WHAT TO WORK ON -
Write out the data below exactly as given, without any of its pictures.

(Entries from a visual dataset)
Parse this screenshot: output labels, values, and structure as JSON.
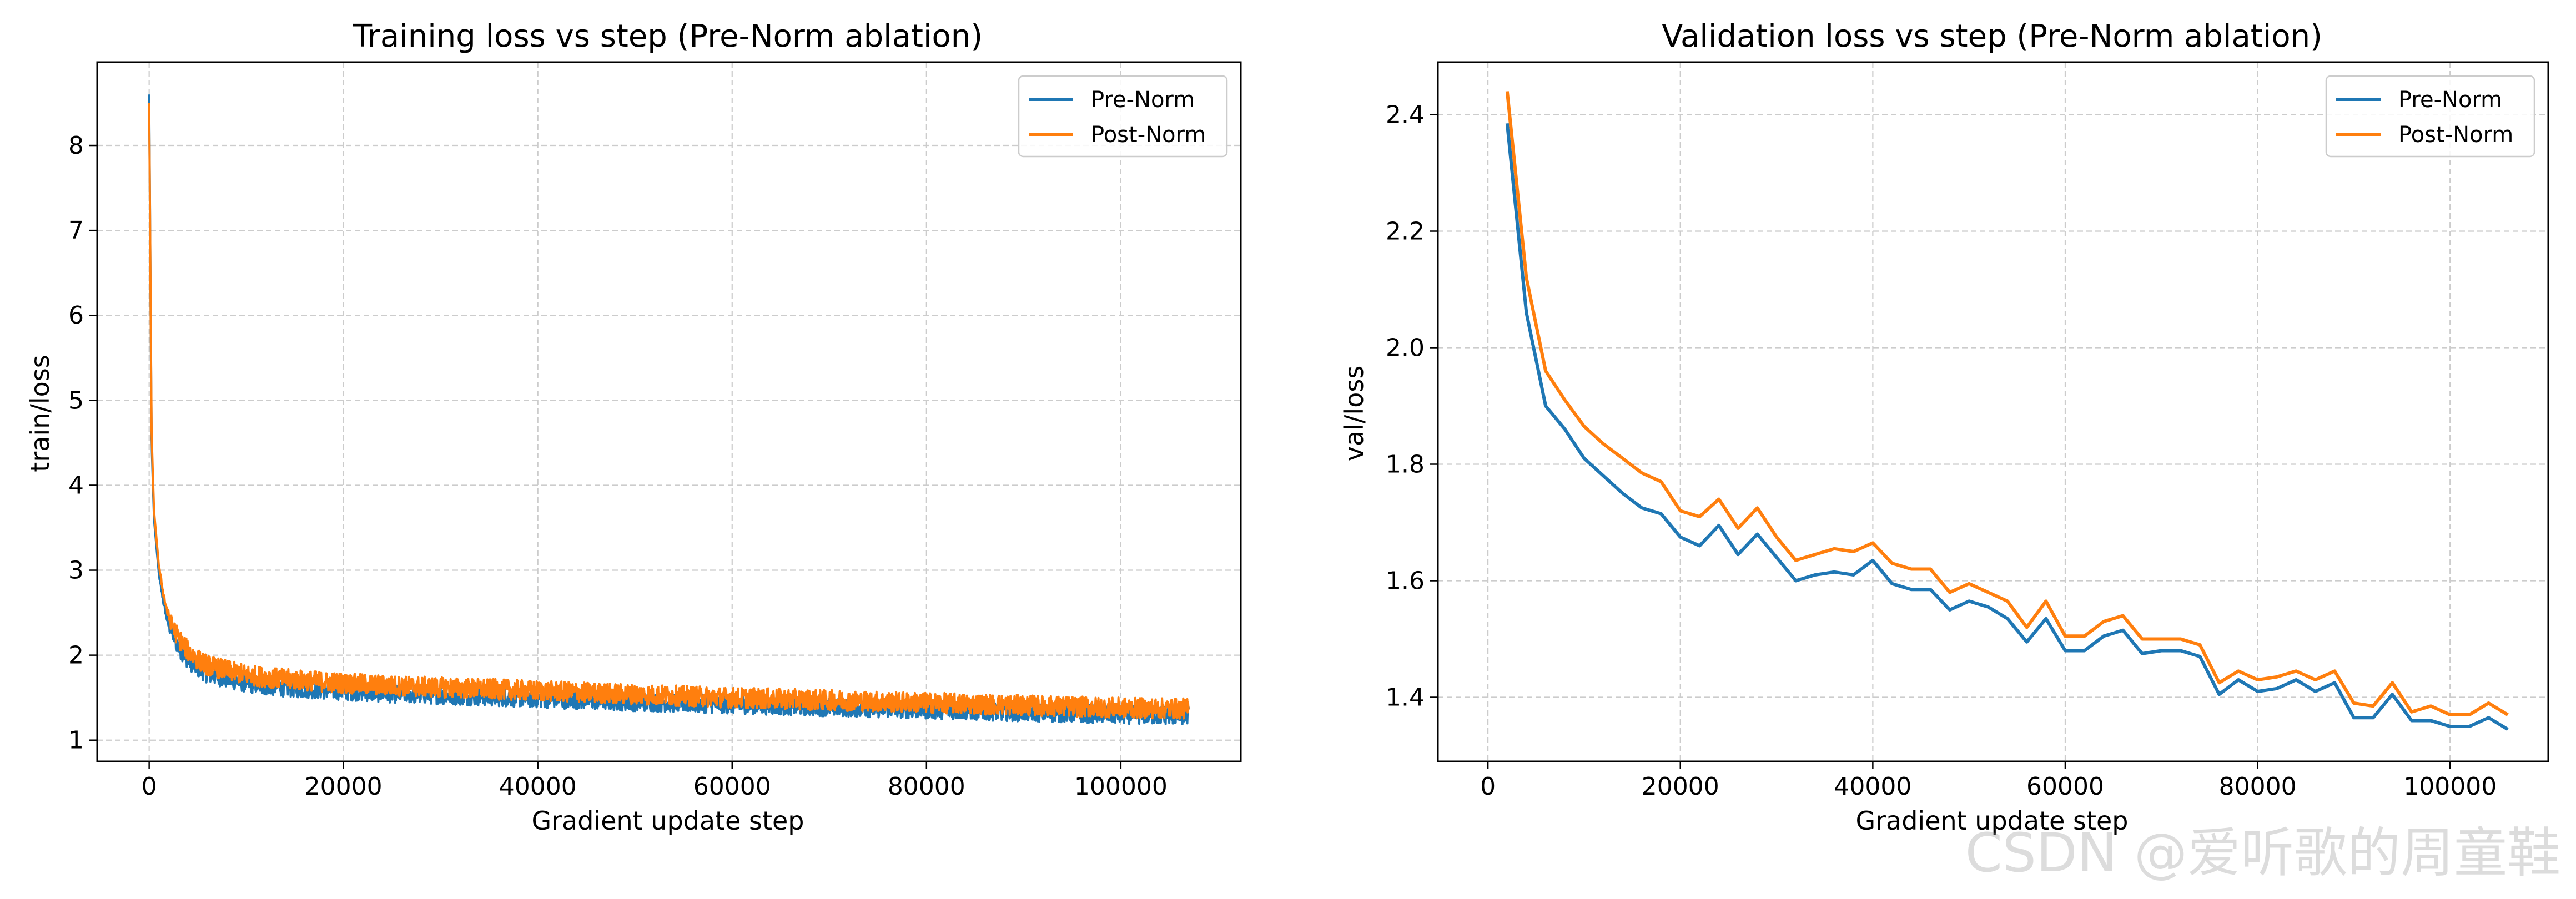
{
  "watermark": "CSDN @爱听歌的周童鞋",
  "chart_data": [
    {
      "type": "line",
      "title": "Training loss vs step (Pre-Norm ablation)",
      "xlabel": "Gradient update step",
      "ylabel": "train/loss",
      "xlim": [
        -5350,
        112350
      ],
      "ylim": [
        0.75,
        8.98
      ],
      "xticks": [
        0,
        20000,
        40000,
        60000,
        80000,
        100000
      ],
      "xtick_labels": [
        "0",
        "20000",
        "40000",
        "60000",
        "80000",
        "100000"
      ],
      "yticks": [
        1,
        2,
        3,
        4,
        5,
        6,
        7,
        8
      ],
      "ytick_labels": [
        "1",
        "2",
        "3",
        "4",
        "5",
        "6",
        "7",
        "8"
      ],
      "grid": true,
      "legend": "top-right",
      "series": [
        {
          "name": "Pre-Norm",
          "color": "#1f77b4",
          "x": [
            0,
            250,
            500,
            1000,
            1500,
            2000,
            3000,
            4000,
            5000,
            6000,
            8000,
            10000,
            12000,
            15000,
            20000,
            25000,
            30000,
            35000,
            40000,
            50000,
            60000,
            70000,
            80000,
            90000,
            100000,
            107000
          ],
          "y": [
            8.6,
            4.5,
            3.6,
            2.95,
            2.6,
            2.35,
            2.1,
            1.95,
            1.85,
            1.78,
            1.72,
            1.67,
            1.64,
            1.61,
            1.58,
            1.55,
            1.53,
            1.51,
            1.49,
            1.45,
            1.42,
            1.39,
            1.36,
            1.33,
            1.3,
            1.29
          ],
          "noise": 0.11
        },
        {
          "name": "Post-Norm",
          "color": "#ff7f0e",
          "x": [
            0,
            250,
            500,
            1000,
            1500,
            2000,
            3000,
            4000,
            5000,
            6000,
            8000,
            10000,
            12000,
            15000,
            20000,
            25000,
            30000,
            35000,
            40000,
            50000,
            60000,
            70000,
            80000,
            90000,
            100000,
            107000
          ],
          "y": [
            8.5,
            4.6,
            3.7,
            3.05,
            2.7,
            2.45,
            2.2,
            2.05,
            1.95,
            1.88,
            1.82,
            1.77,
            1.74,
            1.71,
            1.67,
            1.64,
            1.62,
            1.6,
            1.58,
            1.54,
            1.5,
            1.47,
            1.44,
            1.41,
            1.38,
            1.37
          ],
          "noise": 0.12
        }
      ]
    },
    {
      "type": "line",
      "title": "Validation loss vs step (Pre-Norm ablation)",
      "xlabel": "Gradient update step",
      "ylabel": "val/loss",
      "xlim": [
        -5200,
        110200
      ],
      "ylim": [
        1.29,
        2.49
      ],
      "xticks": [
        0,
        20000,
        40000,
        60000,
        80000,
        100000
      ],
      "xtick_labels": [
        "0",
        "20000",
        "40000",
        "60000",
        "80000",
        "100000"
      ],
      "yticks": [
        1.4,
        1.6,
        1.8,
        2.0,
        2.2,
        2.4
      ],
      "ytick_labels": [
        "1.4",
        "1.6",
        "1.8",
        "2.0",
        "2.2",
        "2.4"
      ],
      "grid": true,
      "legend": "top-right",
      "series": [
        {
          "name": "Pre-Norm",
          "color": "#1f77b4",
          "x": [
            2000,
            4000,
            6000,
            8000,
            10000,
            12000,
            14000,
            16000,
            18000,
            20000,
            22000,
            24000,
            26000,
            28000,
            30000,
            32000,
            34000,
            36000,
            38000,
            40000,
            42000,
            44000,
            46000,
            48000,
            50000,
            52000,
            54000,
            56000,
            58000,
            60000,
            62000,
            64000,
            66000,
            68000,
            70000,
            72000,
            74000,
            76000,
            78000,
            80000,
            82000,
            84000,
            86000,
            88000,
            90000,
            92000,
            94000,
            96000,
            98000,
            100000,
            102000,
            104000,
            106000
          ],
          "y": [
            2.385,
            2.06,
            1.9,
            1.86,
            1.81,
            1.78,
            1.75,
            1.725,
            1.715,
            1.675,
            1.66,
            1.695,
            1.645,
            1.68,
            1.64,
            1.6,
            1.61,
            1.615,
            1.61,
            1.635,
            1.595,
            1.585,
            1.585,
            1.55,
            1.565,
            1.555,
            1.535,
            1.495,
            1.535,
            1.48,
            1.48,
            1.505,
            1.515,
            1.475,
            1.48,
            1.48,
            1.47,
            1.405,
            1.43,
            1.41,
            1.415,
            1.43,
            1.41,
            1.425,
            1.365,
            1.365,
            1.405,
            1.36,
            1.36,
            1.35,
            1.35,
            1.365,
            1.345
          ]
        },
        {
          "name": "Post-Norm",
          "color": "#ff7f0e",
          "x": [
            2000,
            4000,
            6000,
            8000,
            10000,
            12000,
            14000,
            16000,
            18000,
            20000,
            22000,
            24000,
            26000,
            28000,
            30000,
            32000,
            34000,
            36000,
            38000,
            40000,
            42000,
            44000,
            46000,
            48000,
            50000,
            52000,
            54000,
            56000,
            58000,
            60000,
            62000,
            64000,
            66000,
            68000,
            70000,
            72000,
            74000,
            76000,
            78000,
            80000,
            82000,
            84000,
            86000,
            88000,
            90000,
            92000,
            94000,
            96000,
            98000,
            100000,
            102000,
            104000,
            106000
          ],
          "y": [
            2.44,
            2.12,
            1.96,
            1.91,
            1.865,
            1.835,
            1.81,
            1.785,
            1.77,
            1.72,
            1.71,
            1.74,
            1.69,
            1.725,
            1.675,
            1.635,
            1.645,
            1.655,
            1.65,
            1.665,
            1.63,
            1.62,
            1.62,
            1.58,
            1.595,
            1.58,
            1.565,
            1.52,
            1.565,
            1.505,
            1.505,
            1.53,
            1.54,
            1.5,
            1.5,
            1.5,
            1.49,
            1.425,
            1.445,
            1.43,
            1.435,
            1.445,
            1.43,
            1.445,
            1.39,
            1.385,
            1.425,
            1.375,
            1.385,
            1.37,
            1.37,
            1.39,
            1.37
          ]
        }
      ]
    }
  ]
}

THE RESULT -
Parse this screenshot: output labels, values, and structure as JSON.
{
  "watermark": "CSDN @爱听歌的周童鞋",
  "chart_data": [
    {
      "type": "line",
      "title": "Training loss vs step (Pre-Norm ablation)",
      "xlabel": "Gradient update step",
      "ylabel": "train/loss",
      "xlim": [
        -5350,
        112350
      ],
      "ylim": [
        0.75,
        8.98
      ],
      "xticks": [
        0,
        20000,
        40000,
        60000,
        80000,
        100000
      ],
      "xtick_labels": [
        "0",
        "20000",
        "40000",
        "60000",
        "80000",
        "100000"
      ],
      "yticks": [
        1,
        2,
        3,
        4,
        5,
        6,
        7,
        8
      ],
      "ytick_labels": [
        "1",
        "2",
        "3",
        "4",
        "5",
        "6",
        "7",
        "8"
      ],
      "grid": true,
      "legend": "top-right",
      "series": [
        {
          "name": "Pre-Norm",
          "color": "#1f77b4",
          "x": [
            0,
            250,
            500,
            1000,
            1500,
            2000,
            3000,
            4000,
            5000,
            6000,
            8000,
            10000,
            12000,
            15000,
            20000,
            25000,
            30000,
            35000,
            40000,
            50000,
            60000,
            70000,
            80000,
            90000,
            100000,
            107000
          ],
          "y": [
            8.6,
            4.5,
            3.6,
            2.95,
            2.6,
            2.35,
            2.1,
            1.95,
            1.85,
            1.78,
            1.72,
            1.67,
            1.64,
            1.61,
            1.58,
            1.55,
            1.53,
            1.51,
            1.49,
            1.45,
            1.42,
            1.39,
            1.36,
            1.33,
            1.3,
            1.29
          ],
          "noise": 0.11
        },
        {
          "name": "Post-Norm",
          "color": "#ff7f0e",
          "x": [
            0,
            250,
            500,
            1000,
            1500,
            2000,
            3000,
            4000,
            5000,
            6000,
            8000,
            10000,
            12000,
            15000,
            20000,
            25000,
            30000,
            35000,
            40000,
            50000,
            60000,
            70000,
            80000,
            90000,
            100000,
            107000
          ],
          "y": [
            8.5,
            4.6,
            3.7,
            3.05,
            2.7,
            2.45,
            2.2,
            2.05,
            1.95,
            1.88,
            1.82,
            1.77,
            1.74,
            1.71,
            1.67,
            1.64,
            1.62,
            1.6,
            1.58,
            1.54,
            1.5,
            1.47,
            1.44,
            1.41,
            1.38,
            1.37
          ],
          "noise": 0.12
        }
      ]
    },
    {
      "type": "line",
      "title": "Validation loss vs step (Pre-Norm ablation)",
      "xlabel": "Gradient update step",
      "ylabel": "val/loss",
      "xlim": [
        -5200,
        110200
      ],
      "ylim": [
        1.29,
        2.49
      ],
      "xticks": [
        0,
        20000,
        40000,
        60000,
        80000,
        100000
      ],
      "xtick_labels": [
        "0",
        "20000",
        "40000",
        "60000",
        "80000",
        "100000"
      ],
      "yticks": [
        1.4,
        1.6,
        1.8,
        2.0,
        2.2,
        2.4
      ],
      "ytick_labels": [
        "1.4",
        "1.6",
        "1.8",
        "2.0",
        "2.2",
        "2.4"
      ],
      "grid": true,
      "legend": "top-right",
      "series": [
        {
          "name": "Pre-Norm",
          "color": "#1f77b4",
          "x": [
            2000,
            4000,
            6000,
            8000,
            10000,
            12000,
            14000,
            16000,
            18000,
            20000,
            22000,
            24000,
            26000,
            28000,
            30000,
            32000,
            34000,
            36000,
            38000,
            40000,
            42000,
            44000,
            46000,
            48000,
            50000,
            52000,
            54000,
            56000,
            58000,
            60000,
            62000,
            64000,
            66000,
            68000,
            70000,
            72000,
            74000,
            76000,
            78000,
            80000,
            82000,
            84000,
            86000,
            88000,
            90000,
            92000,
            94000,
            96000,
            98000,
            100000,
            102000,
            104000,
            106000
          ],
          "y": [
            2.385,
            2.06,
            1.9,
            1.86,
            1.81,
            1.78,
            1.75,
            1.725,
            1.715,
            1.675,
            1.66,
            1.695,
            1.645,
            1.68,
            1.64,
            1.6,
            1.61,
            1.615,
            1.61,
            1.635,
            1.595,
            1.585,
            1.585,
            1.55,
            1.565,
            1.555,
            1.535,
            1.495,
            1.535,
            1.48,
            1.48,
            1.505,
            1.515,
            1.475,
            1.48,
            1.48,
            1.47,
            1.405,
            1.43,
            1.41,
            1.415,
            1.43,
            1.41,
            1.425,
            1.365,
            1.365,
            1.405,
            1.36,
            1.36,
            1.35,
            1.35,
            1.365,
            1.345
          ]
        },
        {
          "name": "Post-Norm",
          "color": "#ff7f0e",
          "x": [
            2000,
            4000,
            6000,
            8000,
            10000,
            12000,
            14000,
            16000,
            18000,
            20000,
            22000,
            24000,
            26000,
            28000,
            30000,
            32000,
            34000,
            36000,
            38000,
            40000,
            42000,
            44000,
            46000,
            48000,
            50000,
            52000,
            54000,
            56000,
            58000,
            60000,
            62000,
            64000,
            66000,
            68000,
            70000,
            72000,
            74000,
            76000,
            78000,
            80000,
            82000,
            84000,
            86000,
            88000,
            90000,
            92000,
            94000,
            96000,
            98000,
            100000,
            102000,
            104000,
            106000
          ],
          "y": [
            2.44,
            2.12,
            1.96,
            1.91,
            1.865,
            1.835,
            1.81,
            1.785,
            1.77,
            1.72,
            1.71,
            1.74,
            1.69,
            1.725,
            1.675,
            1.635,
            1.645,
            1.655,
            1.65,
            1.665,
            1.63,
            1.62,
            1.62,
            1.58,
            1.595,
            1.58,
            1.565,
            1.52,
            1.565,
            1.505,
            1.505,
            1.53,
            1.54,
            1.5,
            1.5,
            1.5,
            1.49,
            1.425,
            1.445,
            1.43,
            1.435,
            1.445,
            1.43,
            1.445,
            1.39,
            1.385,
            1.425,
            1.375,
            1.385,
            1.37,
            1.37,
            1.39,
            1.37
          ]
        }
      ]
    }
  ]
}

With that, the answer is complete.